Stored records
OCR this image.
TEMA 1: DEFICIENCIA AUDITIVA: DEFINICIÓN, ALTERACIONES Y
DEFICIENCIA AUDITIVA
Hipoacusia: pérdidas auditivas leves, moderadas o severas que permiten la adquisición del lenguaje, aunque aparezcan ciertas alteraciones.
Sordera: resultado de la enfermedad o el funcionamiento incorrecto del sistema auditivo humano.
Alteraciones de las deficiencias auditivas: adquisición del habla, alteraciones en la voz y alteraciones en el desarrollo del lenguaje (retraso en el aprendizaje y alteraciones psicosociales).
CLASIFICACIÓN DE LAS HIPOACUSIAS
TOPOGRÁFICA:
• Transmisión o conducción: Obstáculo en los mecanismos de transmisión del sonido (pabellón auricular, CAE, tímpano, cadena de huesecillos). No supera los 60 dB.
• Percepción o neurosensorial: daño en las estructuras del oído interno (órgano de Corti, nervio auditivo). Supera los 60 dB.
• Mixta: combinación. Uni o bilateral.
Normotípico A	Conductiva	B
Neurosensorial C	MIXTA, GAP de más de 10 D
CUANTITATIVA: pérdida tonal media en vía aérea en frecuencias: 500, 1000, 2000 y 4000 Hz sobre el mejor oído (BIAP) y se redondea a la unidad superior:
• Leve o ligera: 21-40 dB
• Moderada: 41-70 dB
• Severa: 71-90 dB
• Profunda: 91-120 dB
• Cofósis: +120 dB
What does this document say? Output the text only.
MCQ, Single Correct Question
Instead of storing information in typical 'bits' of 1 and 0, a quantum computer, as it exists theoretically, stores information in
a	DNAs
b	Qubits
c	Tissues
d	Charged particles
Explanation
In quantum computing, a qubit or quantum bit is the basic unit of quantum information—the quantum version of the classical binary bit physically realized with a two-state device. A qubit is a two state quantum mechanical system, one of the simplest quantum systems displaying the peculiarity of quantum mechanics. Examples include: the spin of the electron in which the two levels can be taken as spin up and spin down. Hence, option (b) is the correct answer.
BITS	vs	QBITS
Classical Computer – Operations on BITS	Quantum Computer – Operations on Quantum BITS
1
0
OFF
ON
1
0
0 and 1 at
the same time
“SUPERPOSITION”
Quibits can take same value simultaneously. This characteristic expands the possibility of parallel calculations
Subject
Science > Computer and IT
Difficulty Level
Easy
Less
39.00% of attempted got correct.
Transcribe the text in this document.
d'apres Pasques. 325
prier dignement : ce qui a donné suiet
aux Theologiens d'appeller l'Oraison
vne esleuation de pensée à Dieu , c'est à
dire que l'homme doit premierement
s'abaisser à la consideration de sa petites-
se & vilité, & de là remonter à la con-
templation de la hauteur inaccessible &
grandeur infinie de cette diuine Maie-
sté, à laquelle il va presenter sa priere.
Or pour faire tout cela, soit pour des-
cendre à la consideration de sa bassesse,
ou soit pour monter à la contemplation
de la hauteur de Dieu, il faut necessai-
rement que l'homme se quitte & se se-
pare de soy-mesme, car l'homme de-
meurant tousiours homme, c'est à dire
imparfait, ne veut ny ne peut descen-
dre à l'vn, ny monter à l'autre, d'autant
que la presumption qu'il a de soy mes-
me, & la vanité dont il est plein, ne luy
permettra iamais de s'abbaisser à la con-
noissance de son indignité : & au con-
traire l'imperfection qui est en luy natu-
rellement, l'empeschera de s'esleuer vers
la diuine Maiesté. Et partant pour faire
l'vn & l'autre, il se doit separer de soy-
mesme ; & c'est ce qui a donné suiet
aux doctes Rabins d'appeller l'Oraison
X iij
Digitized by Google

- [TASK TO COMPLETE]:
Extract all of the data shown above and repeat it verbatim.

- [SOLVED EXERCISE]:
OCR this image.
TEMA 1: DEFICIENCIA AUDITIVA: DEFINICIÓN, ALTERACIONES Y
DEFICIENCIA AUDITIVA
Hipoacusia: pérdidas auditivas leves, moderadas o severas que permiten la adquisición del lenguaje, aunque aparezcan ciertas alteraciones.
Sordera: resultado de la enfermedad o el funcionamiento incorrecto del sistema auditivo humano.
Alteraciones de las deficiencias auditivas: adquisición del habla, alteraciones en la voz y alteraciones en el desarrollo del lenguaje (retraso en el aprendizaje y alteraciones psicosociales).
CLASIFICACIÓN DE LAS HIPOACUSIAS
TOPOGRÁFICA:
• Transmisión o conducción: Obstáculo en los mecanismos de transmisión del sonido (pabellón auricular, CAE, tímpano, cadena de huesecillos). No supera los 60 dB.
• Percepción o neurosensorial: daño en las estructuras del oído interno (órgano de Corti, nervio auditivo). Supera los 60 dB.
• Mixta: combinación. Uni o bilateral.
Normotípico A	Conductiva	B
Neurosensorial C	MIXTA, GAP de más de 10 D
CUANTITATIVA: pérdida tonal media en vía aérea en frecuencias: 500, 1000, 2000 y 4000 Hz sobre el mejor oído (BIAP) y se redondea a la unidad superior:
• Leve o ligera: 21-40 dB
• Moderada: 41-70 dB
• Severa: 71-90 dB
• Profunda: 91-120 dB
• Cofósis: +120 dB
What does this document say? Output the text only.
MCQ, Single Correct Question
Instead of storing information in typical 'bits' of 1 and 0, a quantum computer, as it exists theoretically, stores information in
a	DNAs
b	Qubits
c	Tissues
d	Charged particles
Explanation
In quantum computing, a qubit or quantum bit is the basic unit of quantum information—the quantum version of the classical binary bit physically realized with a two-state device. A qubit is a two state quantum mechanical system, one of the simplest quantum systems displaying the peculiarity of quantum mechanics. Examples include: the spin of the electron in which the two levels can be taken as spin up and spin down. Hence, option (b) is the correct answer.
BITS	vs	QBITS
Classical Computer – Operations on BITS	Quantum Computer – Operations on Quantum BITS
1
0
OFF
ON
1
0
0 and 1 at
the same time
“SUPERPOSITION”
Quibits can take same value simultaneously. This characteristic expands the possibility of parallel calculations
Subject
Science > Computer and IT
Difficulty Level
Easy
Less
39.00% of attempted got correct.
Transcribe the text in this document.
d'apres Pasques. 325
prier dignement : ce qui a donné suiet
aux Theologiens d'appeller l'Oraison
vne esleuation de pensée à Dieu , c'est à
dire que l'homme doit premierement
s'abaisser à la consideration de sa petites-
se & vilité, & de là remonter à la con-
templation de la hauteur inaccessible &
grandeur infinie de cette diuine Maie-
sté, à laquelle il va presenter sa priere.
Or pour faire tout cela, soit pour des-
cendre à la consideration de sa bassesse,
ou soit pour monter à la contemplation
de la hauteur de Dieu, il faut necessai-
rement que l'homme se quitte & se se-
pare de soy-mesme, car l'homme de-
meurant tousiours homme, c'est à dire
imparfait, ne veut ny ne peut descen-
dre à l'vn, ny monter à l'autre, d'autant
que la presumption qu'il a de soy mes-
me, & la vanité dont il est plein, ne luy
permettra iamais de s'abbaisser à la con-
noissance de son indignité : & au con-
traire l'imperfection qui est en luy natu-
rellement, l'empeschera de s'esleuer vers
la diuine Maiesté. Et partant pour faire
l'vn & l'autre, il se doit separer de soy-
mesme ; & c'est ce qui a donné suiet
aux doctes Rabins d'appeller l'Oraison
X iij
Digitized by Google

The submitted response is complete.